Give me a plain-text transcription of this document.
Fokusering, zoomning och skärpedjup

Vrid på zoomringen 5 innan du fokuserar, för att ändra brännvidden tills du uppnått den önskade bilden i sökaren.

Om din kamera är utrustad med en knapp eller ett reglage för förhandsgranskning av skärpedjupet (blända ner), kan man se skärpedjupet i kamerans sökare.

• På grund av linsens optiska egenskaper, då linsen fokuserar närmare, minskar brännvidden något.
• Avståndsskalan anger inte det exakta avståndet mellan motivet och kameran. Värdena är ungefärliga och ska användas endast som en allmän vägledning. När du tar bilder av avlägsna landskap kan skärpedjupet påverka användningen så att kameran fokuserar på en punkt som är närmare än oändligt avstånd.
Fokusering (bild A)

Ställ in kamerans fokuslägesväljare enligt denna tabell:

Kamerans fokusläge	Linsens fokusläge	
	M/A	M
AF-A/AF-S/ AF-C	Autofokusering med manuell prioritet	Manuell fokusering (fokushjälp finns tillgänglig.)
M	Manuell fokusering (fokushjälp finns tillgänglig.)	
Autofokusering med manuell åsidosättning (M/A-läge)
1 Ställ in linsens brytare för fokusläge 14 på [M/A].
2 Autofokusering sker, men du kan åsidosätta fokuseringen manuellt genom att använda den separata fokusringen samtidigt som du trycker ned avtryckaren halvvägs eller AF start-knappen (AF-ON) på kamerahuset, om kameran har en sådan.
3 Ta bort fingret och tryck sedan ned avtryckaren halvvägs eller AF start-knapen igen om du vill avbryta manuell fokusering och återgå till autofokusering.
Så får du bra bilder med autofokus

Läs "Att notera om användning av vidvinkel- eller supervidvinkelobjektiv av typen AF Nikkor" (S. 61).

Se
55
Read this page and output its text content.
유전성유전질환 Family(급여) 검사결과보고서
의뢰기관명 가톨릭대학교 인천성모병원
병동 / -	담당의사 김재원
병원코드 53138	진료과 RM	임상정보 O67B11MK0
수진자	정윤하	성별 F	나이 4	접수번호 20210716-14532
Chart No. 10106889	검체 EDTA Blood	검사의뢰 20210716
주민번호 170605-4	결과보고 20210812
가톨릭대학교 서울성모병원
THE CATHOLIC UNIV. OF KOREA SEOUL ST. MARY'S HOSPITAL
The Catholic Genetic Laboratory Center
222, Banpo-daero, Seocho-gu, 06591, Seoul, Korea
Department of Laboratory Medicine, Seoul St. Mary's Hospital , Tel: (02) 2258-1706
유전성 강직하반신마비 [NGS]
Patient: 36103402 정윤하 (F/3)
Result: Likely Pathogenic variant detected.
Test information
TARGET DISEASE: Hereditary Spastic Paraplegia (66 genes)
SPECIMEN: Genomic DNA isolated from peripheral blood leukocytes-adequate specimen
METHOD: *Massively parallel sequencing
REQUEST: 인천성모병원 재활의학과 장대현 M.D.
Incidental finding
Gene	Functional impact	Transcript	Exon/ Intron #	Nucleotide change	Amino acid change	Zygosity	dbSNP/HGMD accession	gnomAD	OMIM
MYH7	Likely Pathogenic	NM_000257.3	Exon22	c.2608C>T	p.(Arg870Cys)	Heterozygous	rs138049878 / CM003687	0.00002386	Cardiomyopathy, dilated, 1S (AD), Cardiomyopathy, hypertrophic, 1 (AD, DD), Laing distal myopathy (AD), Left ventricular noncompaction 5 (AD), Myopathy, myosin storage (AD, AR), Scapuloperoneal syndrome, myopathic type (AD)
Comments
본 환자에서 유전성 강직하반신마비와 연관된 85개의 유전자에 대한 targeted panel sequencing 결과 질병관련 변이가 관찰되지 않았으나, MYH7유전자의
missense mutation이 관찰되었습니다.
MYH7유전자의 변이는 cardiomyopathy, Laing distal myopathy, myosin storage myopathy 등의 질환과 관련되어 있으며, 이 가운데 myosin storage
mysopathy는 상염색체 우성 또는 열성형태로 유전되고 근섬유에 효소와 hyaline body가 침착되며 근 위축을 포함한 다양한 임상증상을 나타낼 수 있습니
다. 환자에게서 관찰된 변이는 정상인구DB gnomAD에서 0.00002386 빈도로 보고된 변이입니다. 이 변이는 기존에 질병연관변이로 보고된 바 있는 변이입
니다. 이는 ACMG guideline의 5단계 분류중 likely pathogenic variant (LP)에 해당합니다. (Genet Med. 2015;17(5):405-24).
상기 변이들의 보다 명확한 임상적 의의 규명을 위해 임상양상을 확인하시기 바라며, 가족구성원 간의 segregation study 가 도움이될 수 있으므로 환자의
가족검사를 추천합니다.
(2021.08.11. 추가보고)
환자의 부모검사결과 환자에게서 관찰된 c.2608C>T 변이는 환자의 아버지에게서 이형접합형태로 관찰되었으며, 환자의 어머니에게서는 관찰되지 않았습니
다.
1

* **PROBLEM DETAILS**:
Could you state the number of lines above in which the word "fokushjälp" appears? Give that number by itself.

* **RESPONSE TO THIS TASK**:
2